**Exercise description**
Using the entries below, quote exactly the span of lines that begins with the line containing "Serialize everything readable" and ends with the final line.

'''

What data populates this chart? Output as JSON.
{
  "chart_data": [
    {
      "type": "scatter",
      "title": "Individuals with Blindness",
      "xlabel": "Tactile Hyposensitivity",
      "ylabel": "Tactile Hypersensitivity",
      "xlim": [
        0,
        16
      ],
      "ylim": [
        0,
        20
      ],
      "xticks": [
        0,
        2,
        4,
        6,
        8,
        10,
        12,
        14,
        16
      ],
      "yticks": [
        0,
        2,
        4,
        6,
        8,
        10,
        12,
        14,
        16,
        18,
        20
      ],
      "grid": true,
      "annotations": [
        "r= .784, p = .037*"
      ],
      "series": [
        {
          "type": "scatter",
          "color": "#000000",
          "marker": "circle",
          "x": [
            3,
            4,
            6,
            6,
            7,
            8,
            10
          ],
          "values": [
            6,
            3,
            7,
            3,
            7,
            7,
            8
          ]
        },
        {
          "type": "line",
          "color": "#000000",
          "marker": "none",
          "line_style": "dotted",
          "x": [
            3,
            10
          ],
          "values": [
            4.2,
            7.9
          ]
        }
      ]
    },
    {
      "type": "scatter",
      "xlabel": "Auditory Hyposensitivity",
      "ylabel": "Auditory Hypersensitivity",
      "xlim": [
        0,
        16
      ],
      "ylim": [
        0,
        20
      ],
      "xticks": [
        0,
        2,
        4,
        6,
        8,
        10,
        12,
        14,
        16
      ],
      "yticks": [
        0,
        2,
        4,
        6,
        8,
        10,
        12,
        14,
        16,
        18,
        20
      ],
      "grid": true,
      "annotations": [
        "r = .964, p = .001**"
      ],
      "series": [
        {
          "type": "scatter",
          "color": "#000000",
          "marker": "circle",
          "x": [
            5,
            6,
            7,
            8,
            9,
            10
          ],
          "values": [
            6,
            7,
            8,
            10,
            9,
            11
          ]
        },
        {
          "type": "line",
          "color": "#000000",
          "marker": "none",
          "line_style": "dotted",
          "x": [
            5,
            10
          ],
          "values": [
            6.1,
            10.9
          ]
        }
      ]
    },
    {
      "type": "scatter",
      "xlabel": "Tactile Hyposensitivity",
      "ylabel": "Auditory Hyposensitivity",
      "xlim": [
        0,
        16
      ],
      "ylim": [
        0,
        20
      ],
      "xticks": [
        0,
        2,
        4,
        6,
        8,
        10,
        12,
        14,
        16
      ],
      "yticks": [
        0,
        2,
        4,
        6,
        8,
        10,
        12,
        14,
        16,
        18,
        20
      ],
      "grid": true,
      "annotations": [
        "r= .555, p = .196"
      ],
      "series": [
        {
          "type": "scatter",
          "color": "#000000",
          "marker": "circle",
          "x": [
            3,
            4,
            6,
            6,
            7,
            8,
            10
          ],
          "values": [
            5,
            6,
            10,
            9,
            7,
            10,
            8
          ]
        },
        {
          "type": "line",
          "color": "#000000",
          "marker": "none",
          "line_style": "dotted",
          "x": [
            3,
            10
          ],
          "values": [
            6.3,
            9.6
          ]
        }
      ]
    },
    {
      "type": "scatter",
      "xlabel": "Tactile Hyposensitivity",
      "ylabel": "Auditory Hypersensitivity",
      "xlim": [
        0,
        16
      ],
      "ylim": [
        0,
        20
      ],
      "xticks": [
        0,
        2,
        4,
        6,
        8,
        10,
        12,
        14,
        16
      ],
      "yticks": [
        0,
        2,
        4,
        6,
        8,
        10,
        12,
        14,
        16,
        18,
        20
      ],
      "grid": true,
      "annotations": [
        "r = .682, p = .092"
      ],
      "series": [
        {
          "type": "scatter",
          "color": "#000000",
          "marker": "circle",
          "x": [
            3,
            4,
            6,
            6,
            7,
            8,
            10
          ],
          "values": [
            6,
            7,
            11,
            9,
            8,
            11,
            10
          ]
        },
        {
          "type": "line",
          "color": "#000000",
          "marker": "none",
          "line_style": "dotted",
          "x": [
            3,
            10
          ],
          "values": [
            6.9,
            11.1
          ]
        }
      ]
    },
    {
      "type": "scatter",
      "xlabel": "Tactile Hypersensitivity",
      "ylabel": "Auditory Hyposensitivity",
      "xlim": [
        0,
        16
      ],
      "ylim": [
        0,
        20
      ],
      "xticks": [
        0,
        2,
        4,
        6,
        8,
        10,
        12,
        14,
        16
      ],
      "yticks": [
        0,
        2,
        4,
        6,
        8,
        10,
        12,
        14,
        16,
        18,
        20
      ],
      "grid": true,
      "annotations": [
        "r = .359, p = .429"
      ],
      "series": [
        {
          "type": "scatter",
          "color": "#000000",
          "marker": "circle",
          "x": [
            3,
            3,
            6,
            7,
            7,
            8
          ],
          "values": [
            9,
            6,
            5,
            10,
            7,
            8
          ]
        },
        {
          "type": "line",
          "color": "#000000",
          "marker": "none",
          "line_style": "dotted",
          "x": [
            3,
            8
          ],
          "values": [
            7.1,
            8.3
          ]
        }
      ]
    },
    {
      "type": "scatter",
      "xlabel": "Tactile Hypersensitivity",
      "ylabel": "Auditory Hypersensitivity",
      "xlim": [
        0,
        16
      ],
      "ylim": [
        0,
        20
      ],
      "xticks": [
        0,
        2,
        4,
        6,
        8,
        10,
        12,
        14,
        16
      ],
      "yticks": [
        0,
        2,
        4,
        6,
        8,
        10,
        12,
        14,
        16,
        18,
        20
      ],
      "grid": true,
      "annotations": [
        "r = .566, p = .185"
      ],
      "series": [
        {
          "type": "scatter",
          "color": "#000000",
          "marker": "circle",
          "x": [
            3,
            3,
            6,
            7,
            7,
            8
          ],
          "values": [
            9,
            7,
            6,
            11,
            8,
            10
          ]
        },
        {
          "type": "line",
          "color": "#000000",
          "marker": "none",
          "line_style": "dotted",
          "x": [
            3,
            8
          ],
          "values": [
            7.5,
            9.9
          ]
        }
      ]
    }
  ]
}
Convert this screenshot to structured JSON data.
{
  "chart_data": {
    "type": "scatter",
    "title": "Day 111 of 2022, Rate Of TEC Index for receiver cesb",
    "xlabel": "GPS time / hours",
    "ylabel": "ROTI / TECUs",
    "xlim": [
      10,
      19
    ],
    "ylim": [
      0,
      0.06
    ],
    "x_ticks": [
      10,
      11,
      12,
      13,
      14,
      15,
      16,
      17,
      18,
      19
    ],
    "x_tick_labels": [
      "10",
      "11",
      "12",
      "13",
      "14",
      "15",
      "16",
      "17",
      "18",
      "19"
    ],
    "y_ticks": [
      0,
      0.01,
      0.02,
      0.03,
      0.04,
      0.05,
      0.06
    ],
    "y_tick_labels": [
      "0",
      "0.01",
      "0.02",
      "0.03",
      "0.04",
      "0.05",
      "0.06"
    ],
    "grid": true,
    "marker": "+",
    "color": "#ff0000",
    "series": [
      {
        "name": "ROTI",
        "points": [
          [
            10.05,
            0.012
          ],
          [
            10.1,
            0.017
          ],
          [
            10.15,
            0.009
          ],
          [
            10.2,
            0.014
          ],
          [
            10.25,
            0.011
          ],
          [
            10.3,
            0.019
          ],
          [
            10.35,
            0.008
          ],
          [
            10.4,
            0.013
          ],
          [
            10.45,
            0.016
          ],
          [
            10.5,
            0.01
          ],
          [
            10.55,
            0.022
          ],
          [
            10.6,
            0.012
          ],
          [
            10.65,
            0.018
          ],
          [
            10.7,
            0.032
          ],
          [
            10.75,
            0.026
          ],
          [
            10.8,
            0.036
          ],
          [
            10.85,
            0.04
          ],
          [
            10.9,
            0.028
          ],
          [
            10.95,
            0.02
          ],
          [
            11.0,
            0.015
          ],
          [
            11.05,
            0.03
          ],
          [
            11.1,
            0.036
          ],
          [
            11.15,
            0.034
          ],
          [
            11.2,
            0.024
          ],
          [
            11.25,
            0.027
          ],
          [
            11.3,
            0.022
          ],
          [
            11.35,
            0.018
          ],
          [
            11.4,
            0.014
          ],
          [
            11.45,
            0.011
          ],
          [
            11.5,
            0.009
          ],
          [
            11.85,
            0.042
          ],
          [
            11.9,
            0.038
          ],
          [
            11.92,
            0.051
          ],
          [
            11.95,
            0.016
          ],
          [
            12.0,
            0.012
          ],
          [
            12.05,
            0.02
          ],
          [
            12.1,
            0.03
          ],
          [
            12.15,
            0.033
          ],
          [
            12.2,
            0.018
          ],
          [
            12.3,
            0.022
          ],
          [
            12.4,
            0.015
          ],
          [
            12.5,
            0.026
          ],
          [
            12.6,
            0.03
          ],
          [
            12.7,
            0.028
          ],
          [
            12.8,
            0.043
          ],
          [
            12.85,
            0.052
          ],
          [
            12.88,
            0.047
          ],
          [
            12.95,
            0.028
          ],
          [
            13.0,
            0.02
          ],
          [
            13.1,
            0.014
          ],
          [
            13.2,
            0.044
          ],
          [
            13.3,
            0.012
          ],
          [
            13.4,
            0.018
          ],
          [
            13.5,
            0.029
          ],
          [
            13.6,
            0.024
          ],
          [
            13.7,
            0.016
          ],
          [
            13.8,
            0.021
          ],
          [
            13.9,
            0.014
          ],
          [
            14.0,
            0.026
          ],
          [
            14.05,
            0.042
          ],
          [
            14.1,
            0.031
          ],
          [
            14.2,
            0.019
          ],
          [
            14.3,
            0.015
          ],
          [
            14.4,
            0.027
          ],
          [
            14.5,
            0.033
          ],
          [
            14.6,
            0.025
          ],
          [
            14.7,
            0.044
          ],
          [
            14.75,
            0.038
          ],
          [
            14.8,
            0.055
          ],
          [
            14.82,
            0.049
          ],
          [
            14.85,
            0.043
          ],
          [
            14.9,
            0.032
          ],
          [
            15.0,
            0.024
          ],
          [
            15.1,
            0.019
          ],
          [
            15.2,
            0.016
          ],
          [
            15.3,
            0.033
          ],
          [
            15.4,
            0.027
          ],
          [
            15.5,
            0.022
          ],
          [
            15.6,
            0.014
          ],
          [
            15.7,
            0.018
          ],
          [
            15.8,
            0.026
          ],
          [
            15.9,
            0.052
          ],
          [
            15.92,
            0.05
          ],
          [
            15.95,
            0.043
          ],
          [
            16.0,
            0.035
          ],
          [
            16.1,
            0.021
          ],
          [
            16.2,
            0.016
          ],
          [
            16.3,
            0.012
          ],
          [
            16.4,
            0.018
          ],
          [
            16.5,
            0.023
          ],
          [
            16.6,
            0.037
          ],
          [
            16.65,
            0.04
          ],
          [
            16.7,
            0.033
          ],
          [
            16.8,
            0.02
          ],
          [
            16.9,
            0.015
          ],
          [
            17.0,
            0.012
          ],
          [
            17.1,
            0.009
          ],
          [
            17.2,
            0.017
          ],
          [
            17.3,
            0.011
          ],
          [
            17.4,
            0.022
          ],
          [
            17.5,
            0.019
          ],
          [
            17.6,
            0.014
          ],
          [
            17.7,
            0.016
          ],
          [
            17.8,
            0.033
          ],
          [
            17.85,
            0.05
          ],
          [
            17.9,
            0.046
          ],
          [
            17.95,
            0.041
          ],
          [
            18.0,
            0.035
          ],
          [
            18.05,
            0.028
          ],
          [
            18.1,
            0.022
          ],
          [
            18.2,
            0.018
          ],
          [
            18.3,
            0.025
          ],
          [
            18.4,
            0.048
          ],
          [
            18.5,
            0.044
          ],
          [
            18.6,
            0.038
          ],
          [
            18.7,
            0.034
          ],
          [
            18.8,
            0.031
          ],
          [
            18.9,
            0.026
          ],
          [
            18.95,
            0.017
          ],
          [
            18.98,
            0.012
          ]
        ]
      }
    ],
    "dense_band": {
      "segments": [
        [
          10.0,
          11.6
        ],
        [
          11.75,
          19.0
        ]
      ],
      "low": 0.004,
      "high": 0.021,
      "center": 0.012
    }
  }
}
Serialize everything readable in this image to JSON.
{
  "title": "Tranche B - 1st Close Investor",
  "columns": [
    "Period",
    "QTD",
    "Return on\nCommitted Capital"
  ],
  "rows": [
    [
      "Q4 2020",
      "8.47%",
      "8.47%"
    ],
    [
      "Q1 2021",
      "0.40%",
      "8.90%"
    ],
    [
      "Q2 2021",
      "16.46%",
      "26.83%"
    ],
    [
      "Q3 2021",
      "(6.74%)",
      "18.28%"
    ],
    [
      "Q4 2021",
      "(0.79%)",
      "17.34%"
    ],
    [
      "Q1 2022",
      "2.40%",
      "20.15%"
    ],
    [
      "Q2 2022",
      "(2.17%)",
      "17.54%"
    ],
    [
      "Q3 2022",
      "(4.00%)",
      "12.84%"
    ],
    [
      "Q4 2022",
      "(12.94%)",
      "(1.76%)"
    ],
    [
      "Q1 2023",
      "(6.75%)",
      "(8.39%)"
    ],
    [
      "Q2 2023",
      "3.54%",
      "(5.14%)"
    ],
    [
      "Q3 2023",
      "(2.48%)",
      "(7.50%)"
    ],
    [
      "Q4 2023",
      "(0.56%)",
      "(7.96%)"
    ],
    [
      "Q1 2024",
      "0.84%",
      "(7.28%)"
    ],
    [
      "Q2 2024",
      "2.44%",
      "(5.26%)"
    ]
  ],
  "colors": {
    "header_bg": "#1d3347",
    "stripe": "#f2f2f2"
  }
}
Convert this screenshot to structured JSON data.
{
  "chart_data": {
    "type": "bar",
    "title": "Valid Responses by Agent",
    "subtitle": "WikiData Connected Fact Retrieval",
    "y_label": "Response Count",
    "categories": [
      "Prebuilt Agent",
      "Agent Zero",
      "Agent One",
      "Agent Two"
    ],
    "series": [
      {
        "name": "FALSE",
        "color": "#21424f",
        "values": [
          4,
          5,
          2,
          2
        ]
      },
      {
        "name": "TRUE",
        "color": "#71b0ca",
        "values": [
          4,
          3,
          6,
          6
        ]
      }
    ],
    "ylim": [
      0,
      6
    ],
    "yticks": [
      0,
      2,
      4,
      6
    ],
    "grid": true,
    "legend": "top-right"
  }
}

'''

**Solution**
Serialize everything readable in this image to JSON.
{
  "title": "Tranche B - 1st Close Investor",
  "columns": [
    "Period",
    "QTD",
    "Return on\nCommitted Capital"
  ],
  "rows": [
    [
      "Q4 2020",
      "8.47%",
      "8.47%"
    ],
    [
      "Q1 2021",
      "0.40%",
      "8.90%"
    ],
    [
      "Q2 2021",
      "16.46%",
      "26.83%"
    ],
    [
      "Q3 2021",
      "(6.74%)",
      "18.28%"
    ],
    [
      "Q4 2021",
      "(0.79%)",
      "17.34%"
    ],
    [
      "Q1 2022",
      "2.40%",
      "20.15%"
    ],
    [
      "Q2 2022",
      "(2.17%)",
      "17.54%"
    ],
    [
      "Q3 2022",
      "(4.00%)",
      "12.84%"
    ],
    [
      "Q4 2022",
      "(12.94%)",
      "(1.76%)"
    ],
    [
      "Q1 2023",
      "(6.75%)",
      "(8.39%)"
    ],
    [
      "Q2 2023",
      "3.54%",
      "(5.14%)"
    ],
    [
      "Q3 2023",
      "(2.48%)",
      "(7.50%)"
    ],
    [
      "Q4 2023",
      "(0.56%)",
      "(7.96%)"
    ],
    [
      "Q1 2024",
      "0.84%",
      "(7.28%)"
    ],
    [
      "Q2 2024",
      "2.44%",
      "(5.26%)"
    ]
  ],
  "colors": {
    "header_bg": "#1d3347",
    "stripe": "#f2f2f2"
  }
}
Convert this screenshot to structured JSON data.
{
  "chart_data": {
    "type": "bar",
    "title": "Valid Responses by Agent",
    "subtitle": "WikiData Connected Fact Retrieval",
    "y_label": "Response Count",
    "categories": [
      "Prebuilt Agent",
      "Agent Zero",
      "Agent One",
      "Agent Two"
    ],
    "series": [
      {
        "name": "FALSE",
        "color": "#21424f",
        "values": [
          4,
          5,
          2,
          2
        ]
      },
      {
        "name": "TRUE",
        "color": "#71b0ca",
        "values": [
          4,
          3,
          6,
          6
        ]
      }
    ],
    "ylim": [
      0,
      6
    ],
    "yticks": [
      0,
      2,
      4,
      6
    ],
    "grid": true,
    "legend": "top-right"
  }
}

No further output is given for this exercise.